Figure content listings
--- Start ---
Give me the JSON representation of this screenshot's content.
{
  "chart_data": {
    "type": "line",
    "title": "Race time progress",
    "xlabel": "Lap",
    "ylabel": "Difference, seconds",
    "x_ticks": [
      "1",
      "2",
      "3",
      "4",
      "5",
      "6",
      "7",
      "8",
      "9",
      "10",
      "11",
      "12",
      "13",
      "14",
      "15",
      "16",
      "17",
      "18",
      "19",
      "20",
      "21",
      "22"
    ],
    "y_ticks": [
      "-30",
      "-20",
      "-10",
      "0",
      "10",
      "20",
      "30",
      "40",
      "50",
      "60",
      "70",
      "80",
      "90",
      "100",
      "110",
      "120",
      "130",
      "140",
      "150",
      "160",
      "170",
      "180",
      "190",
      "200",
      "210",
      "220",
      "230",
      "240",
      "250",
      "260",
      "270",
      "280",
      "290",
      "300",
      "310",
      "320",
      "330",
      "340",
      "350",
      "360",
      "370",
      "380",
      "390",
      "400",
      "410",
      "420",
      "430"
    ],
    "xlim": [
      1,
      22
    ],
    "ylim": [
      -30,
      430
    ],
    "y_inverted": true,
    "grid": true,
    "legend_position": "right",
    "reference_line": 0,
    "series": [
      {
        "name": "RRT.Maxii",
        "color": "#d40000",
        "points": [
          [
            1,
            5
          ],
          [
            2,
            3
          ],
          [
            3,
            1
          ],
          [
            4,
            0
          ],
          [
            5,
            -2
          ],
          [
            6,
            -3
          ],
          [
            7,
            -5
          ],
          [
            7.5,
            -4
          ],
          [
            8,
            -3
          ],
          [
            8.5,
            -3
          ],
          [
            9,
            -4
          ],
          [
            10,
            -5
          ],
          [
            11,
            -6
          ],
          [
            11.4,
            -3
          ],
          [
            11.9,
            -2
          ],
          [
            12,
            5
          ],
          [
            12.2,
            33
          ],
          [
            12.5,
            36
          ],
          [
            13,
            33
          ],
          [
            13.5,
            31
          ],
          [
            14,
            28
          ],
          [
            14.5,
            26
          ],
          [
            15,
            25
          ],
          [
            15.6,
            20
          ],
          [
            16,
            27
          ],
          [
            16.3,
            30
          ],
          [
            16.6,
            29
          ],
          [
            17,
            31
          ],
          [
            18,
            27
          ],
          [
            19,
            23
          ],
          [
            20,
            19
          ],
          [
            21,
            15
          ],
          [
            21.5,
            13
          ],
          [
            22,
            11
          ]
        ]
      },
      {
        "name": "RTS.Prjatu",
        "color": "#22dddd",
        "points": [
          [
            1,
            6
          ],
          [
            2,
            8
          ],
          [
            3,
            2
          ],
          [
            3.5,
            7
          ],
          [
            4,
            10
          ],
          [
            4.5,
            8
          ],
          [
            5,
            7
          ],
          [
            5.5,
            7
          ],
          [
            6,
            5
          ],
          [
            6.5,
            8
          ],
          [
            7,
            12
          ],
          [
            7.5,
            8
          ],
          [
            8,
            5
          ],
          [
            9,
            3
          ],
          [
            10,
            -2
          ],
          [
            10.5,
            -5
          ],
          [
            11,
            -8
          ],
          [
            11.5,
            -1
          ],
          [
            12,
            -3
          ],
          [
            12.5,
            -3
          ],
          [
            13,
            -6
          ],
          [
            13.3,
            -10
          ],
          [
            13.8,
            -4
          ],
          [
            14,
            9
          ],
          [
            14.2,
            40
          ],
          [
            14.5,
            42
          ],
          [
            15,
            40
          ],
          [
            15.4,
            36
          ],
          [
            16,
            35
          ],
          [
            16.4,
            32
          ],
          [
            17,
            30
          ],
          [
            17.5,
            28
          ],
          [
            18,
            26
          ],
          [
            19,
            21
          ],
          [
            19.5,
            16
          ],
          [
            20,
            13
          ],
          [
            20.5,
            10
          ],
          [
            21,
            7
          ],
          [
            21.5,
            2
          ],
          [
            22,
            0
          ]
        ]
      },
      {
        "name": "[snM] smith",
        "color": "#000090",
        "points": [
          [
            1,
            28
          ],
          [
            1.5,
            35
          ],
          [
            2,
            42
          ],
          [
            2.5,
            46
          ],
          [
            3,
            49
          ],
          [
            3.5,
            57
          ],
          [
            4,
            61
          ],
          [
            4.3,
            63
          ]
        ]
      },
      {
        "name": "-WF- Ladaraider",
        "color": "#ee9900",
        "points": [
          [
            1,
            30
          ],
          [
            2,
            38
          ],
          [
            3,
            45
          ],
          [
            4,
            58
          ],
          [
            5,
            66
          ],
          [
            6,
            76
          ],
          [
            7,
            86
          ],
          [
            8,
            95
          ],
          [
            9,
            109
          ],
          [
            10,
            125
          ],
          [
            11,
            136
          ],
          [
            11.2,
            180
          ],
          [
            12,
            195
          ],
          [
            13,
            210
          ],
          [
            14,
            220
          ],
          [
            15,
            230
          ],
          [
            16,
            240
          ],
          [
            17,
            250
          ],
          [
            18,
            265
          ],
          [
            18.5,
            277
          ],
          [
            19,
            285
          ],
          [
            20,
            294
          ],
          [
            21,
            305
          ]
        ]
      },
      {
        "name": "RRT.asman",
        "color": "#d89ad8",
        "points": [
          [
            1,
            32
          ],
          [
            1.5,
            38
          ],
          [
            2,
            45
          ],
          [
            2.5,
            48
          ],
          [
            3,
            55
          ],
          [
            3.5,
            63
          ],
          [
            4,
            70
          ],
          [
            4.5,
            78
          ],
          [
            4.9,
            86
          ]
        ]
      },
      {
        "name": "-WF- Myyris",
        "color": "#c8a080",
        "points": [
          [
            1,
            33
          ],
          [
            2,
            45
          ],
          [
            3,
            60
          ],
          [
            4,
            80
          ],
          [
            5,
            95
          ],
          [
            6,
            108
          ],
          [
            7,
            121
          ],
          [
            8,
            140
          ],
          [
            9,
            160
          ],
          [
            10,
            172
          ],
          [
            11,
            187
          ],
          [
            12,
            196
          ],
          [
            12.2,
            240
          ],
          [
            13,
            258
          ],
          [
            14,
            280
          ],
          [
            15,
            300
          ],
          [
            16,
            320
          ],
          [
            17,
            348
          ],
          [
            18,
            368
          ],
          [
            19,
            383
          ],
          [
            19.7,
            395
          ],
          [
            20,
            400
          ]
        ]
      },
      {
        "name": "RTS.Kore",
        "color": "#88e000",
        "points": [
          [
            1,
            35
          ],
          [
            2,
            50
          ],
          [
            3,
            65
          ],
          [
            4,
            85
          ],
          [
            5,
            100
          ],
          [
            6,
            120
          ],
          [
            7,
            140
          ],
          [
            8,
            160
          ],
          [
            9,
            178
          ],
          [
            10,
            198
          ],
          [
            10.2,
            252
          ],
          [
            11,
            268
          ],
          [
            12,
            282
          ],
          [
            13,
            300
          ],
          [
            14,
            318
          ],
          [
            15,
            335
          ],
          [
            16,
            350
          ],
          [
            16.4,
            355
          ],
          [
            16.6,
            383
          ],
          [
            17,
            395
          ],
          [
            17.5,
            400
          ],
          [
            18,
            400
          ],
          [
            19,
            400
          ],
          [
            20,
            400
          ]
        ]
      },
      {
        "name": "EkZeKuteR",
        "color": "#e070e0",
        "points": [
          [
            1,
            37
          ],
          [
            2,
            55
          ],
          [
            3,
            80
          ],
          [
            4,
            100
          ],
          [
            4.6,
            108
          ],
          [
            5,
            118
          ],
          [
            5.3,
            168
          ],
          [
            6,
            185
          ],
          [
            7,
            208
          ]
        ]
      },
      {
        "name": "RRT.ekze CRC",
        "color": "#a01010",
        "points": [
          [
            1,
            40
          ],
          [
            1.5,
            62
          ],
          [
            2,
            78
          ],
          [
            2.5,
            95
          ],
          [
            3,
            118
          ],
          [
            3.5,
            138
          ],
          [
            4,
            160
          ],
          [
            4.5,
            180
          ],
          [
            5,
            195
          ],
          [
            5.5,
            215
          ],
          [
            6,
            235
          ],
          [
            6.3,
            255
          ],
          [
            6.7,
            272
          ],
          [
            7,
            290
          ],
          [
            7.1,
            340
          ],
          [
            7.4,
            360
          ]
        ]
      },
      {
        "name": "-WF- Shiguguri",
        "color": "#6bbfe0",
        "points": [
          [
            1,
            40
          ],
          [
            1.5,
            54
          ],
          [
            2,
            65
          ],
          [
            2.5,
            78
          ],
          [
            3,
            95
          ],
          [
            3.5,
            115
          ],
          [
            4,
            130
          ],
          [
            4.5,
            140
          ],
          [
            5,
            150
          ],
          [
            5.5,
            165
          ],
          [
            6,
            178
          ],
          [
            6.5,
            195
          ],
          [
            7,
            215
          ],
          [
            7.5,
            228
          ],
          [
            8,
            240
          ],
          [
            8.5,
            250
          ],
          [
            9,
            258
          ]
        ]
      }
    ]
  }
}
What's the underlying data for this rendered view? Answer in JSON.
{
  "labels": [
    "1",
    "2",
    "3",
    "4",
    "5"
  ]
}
--- End ---
--- Start ---
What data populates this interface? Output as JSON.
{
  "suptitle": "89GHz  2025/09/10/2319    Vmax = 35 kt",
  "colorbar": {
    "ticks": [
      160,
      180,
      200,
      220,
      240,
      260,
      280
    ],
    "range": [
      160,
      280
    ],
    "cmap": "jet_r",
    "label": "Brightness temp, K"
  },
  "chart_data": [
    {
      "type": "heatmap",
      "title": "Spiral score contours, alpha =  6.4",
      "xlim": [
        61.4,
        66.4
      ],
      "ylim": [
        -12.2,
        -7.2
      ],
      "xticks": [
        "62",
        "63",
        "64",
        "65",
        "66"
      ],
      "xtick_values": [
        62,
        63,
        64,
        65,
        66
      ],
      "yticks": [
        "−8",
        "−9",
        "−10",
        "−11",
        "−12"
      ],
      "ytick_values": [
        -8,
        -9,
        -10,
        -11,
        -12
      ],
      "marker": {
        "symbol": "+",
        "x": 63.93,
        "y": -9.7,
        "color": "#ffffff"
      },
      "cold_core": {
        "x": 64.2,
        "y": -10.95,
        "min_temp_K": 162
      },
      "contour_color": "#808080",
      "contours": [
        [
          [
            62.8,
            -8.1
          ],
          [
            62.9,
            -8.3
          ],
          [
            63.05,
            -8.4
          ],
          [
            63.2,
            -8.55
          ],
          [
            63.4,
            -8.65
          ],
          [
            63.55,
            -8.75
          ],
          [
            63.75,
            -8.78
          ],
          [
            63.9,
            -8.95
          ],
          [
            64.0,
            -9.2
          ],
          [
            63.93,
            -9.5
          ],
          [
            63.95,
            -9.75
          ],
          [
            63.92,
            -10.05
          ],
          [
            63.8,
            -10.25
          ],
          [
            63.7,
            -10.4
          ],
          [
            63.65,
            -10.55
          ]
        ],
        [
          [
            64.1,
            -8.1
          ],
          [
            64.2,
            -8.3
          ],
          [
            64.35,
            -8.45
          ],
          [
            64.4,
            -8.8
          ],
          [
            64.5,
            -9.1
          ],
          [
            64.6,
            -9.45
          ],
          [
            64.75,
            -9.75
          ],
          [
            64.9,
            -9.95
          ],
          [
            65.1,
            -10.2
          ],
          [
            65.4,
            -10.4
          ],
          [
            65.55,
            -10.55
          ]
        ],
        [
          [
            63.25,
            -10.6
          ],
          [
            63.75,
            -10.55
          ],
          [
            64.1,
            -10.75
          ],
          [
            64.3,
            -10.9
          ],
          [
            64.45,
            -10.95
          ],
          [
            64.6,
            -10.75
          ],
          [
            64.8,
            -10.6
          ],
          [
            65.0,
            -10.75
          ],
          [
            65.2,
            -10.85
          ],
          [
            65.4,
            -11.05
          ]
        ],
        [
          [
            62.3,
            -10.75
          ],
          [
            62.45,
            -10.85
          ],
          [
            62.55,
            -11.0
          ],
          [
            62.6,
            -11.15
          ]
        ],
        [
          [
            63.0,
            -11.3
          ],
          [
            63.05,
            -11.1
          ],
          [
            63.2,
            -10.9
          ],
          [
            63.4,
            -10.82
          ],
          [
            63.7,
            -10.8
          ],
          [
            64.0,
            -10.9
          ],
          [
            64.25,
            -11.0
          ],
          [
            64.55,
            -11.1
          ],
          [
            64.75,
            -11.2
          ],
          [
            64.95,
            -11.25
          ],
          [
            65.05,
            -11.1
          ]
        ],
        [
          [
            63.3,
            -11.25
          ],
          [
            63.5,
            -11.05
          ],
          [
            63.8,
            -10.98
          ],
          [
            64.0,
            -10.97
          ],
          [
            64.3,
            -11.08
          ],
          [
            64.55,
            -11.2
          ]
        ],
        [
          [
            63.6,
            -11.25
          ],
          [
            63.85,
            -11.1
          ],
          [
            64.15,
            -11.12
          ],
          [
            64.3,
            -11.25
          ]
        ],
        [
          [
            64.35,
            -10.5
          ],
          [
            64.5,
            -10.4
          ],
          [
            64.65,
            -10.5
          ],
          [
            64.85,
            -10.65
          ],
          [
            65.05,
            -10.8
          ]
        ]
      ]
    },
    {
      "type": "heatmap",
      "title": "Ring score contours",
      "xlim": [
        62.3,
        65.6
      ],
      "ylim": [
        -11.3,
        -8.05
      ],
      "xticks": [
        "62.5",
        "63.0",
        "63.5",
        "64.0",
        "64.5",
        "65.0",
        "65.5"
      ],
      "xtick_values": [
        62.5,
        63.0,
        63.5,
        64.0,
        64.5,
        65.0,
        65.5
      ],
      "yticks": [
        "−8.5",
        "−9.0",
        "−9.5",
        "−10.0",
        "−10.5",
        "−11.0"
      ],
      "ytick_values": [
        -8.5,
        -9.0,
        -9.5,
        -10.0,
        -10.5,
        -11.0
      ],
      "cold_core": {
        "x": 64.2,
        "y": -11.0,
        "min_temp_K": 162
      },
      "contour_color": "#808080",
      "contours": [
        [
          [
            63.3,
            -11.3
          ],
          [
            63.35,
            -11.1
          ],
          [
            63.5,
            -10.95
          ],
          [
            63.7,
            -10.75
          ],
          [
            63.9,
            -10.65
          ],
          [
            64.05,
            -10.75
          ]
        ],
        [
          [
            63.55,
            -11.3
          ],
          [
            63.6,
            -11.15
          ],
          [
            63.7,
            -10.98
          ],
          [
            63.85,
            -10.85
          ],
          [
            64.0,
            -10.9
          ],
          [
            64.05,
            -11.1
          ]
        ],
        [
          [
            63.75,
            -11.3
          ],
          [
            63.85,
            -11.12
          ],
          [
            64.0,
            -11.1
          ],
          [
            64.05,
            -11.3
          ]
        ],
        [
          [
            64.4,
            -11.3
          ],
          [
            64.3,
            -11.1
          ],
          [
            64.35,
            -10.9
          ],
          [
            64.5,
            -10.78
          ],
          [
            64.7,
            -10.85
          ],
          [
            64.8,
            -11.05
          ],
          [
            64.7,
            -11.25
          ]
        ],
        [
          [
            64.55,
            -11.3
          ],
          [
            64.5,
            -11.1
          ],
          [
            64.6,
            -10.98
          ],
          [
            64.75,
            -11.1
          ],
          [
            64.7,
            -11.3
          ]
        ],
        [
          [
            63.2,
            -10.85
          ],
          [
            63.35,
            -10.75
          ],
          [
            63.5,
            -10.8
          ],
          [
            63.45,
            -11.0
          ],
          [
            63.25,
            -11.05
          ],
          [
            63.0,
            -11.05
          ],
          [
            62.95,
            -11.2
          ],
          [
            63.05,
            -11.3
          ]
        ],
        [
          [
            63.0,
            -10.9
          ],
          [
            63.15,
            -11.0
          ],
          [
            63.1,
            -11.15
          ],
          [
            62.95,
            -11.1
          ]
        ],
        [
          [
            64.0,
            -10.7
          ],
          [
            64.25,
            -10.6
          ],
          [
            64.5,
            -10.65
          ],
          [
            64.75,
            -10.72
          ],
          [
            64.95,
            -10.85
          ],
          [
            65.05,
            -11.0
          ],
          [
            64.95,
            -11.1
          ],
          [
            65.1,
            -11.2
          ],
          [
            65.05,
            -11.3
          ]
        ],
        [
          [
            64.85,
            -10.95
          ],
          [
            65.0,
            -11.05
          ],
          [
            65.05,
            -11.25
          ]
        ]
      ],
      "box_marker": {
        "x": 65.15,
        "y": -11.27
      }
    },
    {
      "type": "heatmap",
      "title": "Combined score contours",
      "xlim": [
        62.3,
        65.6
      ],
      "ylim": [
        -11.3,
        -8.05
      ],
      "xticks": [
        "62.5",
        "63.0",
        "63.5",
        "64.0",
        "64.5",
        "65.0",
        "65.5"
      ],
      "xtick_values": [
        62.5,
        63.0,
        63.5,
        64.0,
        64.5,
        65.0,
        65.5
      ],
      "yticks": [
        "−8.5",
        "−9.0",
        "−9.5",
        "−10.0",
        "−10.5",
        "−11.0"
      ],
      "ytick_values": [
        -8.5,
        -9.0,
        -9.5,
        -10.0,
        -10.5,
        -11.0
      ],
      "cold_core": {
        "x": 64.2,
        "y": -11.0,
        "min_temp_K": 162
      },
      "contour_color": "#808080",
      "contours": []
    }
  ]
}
--- End ---
## INSTRUCTIONS TO FOLLOW
Check every line of the data above for the string "JSON", and copy those that have it.

## SOLUTION TO THE EXERCISE
Give me the JSON representation of this screenshot's content.
What's the underlying data for this rendered view? Answer in JSON.
What data populates this interface? Output as JSON.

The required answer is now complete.